- _What is being asked_
Repeat every line below exactly, word for word.
==== Records ====
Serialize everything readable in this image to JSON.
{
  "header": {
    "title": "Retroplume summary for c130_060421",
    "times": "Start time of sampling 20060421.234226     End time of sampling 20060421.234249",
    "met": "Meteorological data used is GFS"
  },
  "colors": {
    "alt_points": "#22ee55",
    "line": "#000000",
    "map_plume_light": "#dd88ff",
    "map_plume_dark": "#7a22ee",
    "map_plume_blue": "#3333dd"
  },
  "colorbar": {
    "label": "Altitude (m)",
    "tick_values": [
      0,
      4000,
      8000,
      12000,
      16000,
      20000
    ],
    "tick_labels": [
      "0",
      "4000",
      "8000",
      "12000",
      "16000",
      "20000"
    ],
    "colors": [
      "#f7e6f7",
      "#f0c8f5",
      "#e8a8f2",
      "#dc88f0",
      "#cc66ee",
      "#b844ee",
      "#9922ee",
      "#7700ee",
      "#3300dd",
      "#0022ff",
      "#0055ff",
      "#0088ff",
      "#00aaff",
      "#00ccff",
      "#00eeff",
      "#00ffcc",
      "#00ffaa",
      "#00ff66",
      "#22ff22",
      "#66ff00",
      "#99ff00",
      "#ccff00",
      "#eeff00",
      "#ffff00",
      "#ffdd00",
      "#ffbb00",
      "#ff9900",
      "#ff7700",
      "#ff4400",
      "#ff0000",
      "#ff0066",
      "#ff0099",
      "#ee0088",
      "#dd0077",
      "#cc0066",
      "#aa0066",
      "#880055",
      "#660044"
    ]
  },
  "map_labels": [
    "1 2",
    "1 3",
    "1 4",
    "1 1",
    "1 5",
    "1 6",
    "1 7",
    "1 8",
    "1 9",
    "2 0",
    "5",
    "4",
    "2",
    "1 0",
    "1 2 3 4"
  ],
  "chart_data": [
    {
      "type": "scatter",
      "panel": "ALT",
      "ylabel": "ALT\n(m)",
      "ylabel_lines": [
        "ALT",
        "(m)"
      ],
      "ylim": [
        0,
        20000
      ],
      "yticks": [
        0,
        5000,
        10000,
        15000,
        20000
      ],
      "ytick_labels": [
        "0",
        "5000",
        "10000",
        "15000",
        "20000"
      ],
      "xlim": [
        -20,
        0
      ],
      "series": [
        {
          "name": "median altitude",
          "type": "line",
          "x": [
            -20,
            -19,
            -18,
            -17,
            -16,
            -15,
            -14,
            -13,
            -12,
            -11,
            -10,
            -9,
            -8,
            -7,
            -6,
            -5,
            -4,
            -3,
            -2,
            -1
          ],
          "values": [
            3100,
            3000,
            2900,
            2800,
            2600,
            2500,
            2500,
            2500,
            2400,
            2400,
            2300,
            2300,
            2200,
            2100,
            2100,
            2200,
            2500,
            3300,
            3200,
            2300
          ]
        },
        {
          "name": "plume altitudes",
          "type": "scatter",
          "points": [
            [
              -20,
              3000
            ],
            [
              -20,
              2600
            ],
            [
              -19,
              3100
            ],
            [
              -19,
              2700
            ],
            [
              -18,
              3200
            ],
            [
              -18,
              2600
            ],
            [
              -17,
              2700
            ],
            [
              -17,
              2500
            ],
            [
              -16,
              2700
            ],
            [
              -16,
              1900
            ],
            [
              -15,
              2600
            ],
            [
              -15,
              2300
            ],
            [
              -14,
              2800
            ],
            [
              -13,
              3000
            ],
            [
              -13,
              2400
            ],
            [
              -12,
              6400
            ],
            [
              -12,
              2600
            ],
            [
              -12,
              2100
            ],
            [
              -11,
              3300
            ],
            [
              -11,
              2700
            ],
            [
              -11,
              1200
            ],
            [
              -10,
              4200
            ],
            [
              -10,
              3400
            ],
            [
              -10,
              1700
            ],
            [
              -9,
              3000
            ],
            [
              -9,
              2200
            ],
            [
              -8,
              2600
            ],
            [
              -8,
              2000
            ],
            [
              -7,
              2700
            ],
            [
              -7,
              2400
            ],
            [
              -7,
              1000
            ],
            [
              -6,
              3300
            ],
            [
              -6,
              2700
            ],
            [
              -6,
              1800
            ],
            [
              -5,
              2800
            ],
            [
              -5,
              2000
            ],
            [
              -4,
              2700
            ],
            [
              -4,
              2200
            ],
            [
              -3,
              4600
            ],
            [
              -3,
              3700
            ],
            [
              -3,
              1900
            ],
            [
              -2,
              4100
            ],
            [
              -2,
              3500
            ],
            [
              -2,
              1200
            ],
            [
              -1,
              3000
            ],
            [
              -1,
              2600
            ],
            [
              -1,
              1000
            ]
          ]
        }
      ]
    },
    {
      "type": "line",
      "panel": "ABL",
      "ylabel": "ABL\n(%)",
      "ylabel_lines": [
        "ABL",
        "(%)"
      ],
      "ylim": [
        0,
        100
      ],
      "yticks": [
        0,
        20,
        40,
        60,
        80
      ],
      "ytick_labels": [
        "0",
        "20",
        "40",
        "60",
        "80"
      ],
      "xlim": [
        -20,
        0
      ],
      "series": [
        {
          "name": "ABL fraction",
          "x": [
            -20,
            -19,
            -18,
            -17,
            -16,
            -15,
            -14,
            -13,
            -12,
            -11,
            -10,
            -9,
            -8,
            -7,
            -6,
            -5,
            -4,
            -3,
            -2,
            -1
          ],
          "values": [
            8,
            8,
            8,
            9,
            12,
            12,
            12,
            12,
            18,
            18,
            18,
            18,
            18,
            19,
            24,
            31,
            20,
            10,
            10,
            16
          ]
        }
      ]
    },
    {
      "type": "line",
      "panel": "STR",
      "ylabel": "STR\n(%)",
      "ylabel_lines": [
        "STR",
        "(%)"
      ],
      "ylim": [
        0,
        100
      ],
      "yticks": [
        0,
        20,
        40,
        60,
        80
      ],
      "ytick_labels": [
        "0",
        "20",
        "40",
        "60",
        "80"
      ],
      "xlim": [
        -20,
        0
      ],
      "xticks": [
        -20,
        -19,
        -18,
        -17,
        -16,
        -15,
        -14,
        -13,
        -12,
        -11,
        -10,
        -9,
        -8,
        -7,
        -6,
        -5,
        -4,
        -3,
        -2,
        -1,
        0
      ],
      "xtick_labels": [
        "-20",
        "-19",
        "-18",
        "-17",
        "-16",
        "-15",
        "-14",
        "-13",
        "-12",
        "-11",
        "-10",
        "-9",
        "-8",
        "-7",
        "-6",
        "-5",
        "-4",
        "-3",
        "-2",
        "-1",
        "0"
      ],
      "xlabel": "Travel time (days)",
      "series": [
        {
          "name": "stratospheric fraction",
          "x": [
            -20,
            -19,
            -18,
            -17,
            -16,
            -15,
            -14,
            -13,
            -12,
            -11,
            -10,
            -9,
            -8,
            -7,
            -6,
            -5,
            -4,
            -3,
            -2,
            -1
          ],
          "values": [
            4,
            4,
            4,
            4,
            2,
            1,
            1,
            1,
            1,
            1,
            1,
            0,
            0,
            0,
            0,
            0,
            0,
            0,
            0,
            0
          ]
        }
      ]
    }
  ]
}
====
- _Written answer_
Serialize everything readable in this image to JSON.
{
  "header": {
    "title": "Retroplume summary for c130_060421",
    "times": "Start time of sampling 20060421.234226     End time of sampling 20060421.234249",
    "met": "Meteorological data used is GFS"
  },
  "colors": {
    "alt_points": "#22ee55",
    "line": "#000000",
    "map_plume_light": "#dd88ff",
    "map_plume_dark": "#7a22ee",
    "map_plume_blue": "#3333dd"
  },
  "colorbar": {
    "label": "Altitude (m)",
    "tick_values": [
      0,
      4000,
      8000,
      12000,
      16000,
      20000
    ],
    "tick_labels": [
      "0",
      "4000",
      "8000",
      "12000",
      "16000",
      "20000"
    ],
    "colors": [
      "#f7e6f7",
      "#f0c8f5",
      "#e8a8f2",
      "#dc88f0",
      "#cc66ee",
      "#b844ee",
      "#9922ee",
      "#7700ee",
      "#3300dd",
      "#0022ff",
      "#0055ff",
      "#0088ff",
      "#00aaff",
      "#00ccff",
      "#00eeff",
      "#00ffcc",
      "#00ffaa",
      "#00ff66",
      "#22ff22",
      "#66ff00",
      "#99ff00",
      "#ccff00",
      "#eeff00",
      "#ffff00",
      "#ffdd00",
      "#ffbb00",
      "#ff9900",
      "#ff7700",
      "#ff4400",
      "#ff0000",
      "#ff0066",
      "#ff0099",
      "#ee0088",
      "#dd0077",
      "#cc0066",
      "#aa0066",
      "#880055",
      "#660044"
    ]
  },
  "map_labels": [
    "1 2",
    "1 3",
    "1 4",
    "1 1",
    "1 5",
    "1 6",
    "1 7",
    "1 8",
    "1 9",
    "2 0",
    "5",
    "4",
    "2",
    "1 0",
    "1 2 3 4"
  ],
  "chart_data": [
    {
      "type": "scatter",
      "panel": "ALT",
      "ylabel": "ALT\n(m)",
      "ylabel_lines": [
        "ALT",
        "(m)"
      ],
      "ylim": [
        0,
        20000
      ],
      "yticks": [
        0,
        5000,
        10000,
        15000,
        20000
      ],
      "ytick_labels": [
        "0",
        "5000",
        "10000",
        "15000",
        "20000"
      ],
      "xlim": [
        -20,
        0
      ],
      "series": [
        {
          "name": "median altitude",
          "type": "line",
          "x": [
            -20,
            -19,
            -18,
            -17,
            -16,
            -15,
            -14,
            -13,
            -12,
            -11,
            -10,
            -9,
            -8,
            -7,
            -6,
            -5,
            -4,
            -3,
            -2,
            -1
          ],
          "values": [
            3100,
            3000,
            2900,
            2800,
            2600,
            2500,
            2500,
            2500,
            2400,
            2400,
            2300,
            2300,
            2200,
            2100,
            2100,
            2200,
            2500,
            3300,
            3200,
            2300
          ]
        },
        {
          "name": "plume altitudes",
          "type": "scatter",
          "points": [
            [
              -20,
              3000
            ],
            [
              -20,
              2600
            ],
            [
              -19,
              3100
            ],
            [
              -19,
              2700
            ],
            [
              -18,
              3200
            ],
            [
              -18,
              2600
            ],
            [
              -17,
              2700
            ],
            [
              -17,
              2500
            ],
            [
              -16,
              2700
            ],
            [
              -16,
              1900
            ],
            [
              -15,
              2600
            ],
            [
              -15,
              2300
            ],
            [
              -14,
              2800
            ],
            [
              -13,
              3000
            ],
            [
              -13,
              2400
            ],
            [
              -12,
              6400
            ],
            [
              -12,
              2600
            ],
            [
              -12,
              2100
            ],
            [
              -11,
              3300
            ],
            [
              -11,
              2700
            ],
            [
              -11,
              1200
            ],
            [
              -10,
              4200
            ],
            [
              -10,
              3400
            ],
            [
              -10,
              1700
            ],
            [
              -9,
              3000
            ],
            [
              -9,
              2200
            ],
            [
              -8,
              2600
            ],
            [
              -8,
              2000
            ],
            [
              -7,
              2700
            ],
            [
              -7,
              2400
            ],
            [
              -7,
              1000
            ],
            [
              -6,
              3300
            ],
            [
              -6,
              2700
            ],
            [
              -6,
              1800
            ],
            [
              -5,
              2800
            ],
            [
              -5,
              2000
            ],
            [
              -4,
              2700
            ],
            [
              -4,
              2200
            ],
            [
              -3,
              4600
            ],
            [
              -3,
              3700
            ],
            [
              -3,
              1900
            ],
            [
              -2,
              4100
            ],
            [
              -2,
              3500
            ],
            [
              -2,
              1200
            ],
            [
              -1,
              3000
            ],
            [
              -1,
              2600
            ],
            [
              -1,
              1000
            ]
          ]
        }
      ]
    },
    {
      "type": "line",
      "panel": "ABL",
      "ylabel": "ABL\n(%)",
      "ylabel_lines": [
        "ABL",
        "(%)"
      ],
      "ylim": [
        0,
        100
      ],
      "yticks": [
        0,
        20,
        40,
        60,
        80
      ],
      "ytick_labels": [
        "0",
        "20",
        "40",
        "60",
        "80"
      ],
      "xlim": [
        -20,
        0
      ],
      "series": [
        {
          "name": "ABL fraction",
          "x": [
            -20,
            -19,
            -18,
            -17,
            -16,
            -15,
            -14,
            -13,
            -12,
            -11,
            -10,
            -9,
            -8,
            -7,
            -6,
            -5,
            -4,
            -3,
            -2,
            -1
          ],
          "values": [
            8,
            8,
            8,
            9,
            12,
            12,
            12,
            12,
            18,
            18,
            18,
            18,
            18,
            19,
            24,
            31,
            20,
            10,
            10,
            16
          ]
        }
      ]
    },
    {
      "type": "line",
      "panel": "STR",
      "ylabel": "STR\n(%)",
      "ylabel_lines": [
        "STR",
        "(%)"
      ],
      "ylim": [
        0,
        100
      ],
      "yticks": [
        0,
        20,
        40,
        60,
        80
      ],
      "ytick_labels": [
        "0",
        "20",
        "40",
        "60",
        "80"
      ],
      "xlim": [
        -20,
        0
      ],
      "xticks": [
        -20,
        -19,
        -18,
        -17,
        -16,
        -15,
        -14,
        -13,
        -12,
        -11,
        -10,
        -9,
        -8,
        -7,
        -6,
        -5,
        -4,
        -3,
        -2,
        -1,
        0
      ],
      "xtick_labels": [
        "-20",
        "-19",
        "-18",
        "-17",
        "-16",
        "-15",
        "-14",
        "-13",
        "-12",
        "-11",
        "-10",
        "-9",
        "-8",
        "-7",
        "-6",
        "-5",
        "-4",
        "-3",
        "-2",
        "-1",
        "0"
      ],
      "xlabel": "Travel time (days)",
      "series": [
        {
          "name": "stratospheric fraction",
          "x": [
            -20,
            -19,
            -18,
            -17,
            -16,
            -15,
            -14,
            -13,
            -12,
            -11,
            -10,
            -9,
            -8,
            -7,
            -6,
            -5,
            -4,
            -3,
            -2,
            -1
          ],
          "values": [
            4,
            4,
            4,
            4,
            2,
            1,
            1,
            1,
            1,
            1,
            1,
            0,
            0,
            0,
            0,
            0,
            0,
            0,
            0,
            0
          ]
        }
      ]
    }
  ]
}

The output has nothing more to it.